— BEGIN —
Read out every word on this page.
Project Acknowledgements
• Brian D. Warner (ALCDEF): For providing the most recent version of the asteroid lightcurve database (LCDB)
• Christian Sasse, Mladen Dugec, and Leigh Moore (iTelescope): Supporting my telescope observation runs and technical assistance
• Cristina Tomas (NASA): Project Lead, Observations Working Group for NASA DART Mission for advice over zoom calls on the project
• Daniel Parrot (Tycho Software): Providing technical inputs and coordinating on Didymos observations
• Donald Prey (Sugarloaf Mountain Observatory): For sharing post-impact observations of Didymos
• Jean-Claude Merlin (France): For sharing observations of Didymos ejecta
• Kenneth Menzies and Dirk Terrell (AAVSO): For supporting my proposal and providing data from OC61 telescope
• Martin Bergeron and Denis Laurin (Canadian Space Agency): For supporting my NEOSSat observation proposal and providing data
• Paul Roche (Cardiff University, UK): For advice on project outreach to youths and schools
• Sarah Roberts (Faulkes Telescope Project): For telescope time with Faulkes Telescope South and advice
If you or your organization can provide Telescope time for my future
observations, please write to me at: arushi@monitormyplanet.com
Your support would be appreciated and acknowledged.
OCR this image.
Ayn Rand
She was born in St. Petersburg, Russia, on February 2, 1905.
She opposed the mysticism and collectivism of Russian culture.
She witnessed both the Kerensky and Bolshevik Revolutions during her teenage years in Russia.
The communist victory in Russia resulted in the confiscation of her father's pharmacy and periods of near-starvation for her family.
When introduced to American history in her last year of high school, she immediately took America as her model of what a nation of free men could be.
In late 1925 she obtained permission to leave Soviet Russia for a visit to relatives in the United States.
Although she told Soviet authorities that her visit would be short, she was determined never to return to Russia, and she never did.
— END —
## Required work
Copy out every line of the data above, exactly as given.

## Reply to the exercise
Read out every word on this page.
Project Acknowledgements
• Brian D. Warner (ALCDEF): For providing the most recent version of the asteroid lightcurve database (LCDB)
• Christian Sasse, Mladen Dugec, and Leigh Moore (iTelescope): Supporting my telescope observation runs and technical assistance
• Cristina Tomas (NASA): Project Lead, Observations Working Group for NASA DART Mission for advice over zoom calls on the project
• Daniel Parrot (Tycho Software): Providing technical inputs and coordinating on Didymos observations
• Donald Prey (Sugarloaf Mountain Observatory): For sharing post-impact observations of Didymos
• Jean-Claude Merlin (France): For sharing observations of Didymos ejecta
• Kenneth Menzies and Dirk Terrell (AAVSO): For supporting my proposal and providing data from OC61 telescope
• Martin Bergeron and Denis Laurin (Canadian Space Agency): For supporting my NEOSSat observation proposal and providing data
• Paul Roche (Cardiff University, UK): For advice on project outreach to youths and schools
• Sarah Roberts (Faulkes Telescope Project): For telescope time with Faulkes Telescope South and advice
If you or your organization can provide Telescope time for my future
observations, please write to me at: arushi@monitormyplanet.com
Your support would be appreciated and acknowledged.
OCR this image.
Ayn Rand
She was born in St. Petersburg, Russia, on February 2, 1905.
She opposed the mysticism and collectivism of Russian culture.
She witnessed both the Kerensky and Bolshevik Revolutions during her teenage years in Russia.
The communist victory in Russia resulted in the confiscation of her father's pharmacy and periods of near-starvation for her family.
When introduced to American history in her last year of high school, she immediately took America as her model of what a nation of free men could be.
In late 1925 she obtained permission to leave Soviet Russia for a visit to relatives in the United States.
Although she told Soviet authorities that her visit would be short, she was determined never to return to Russia, and she never did.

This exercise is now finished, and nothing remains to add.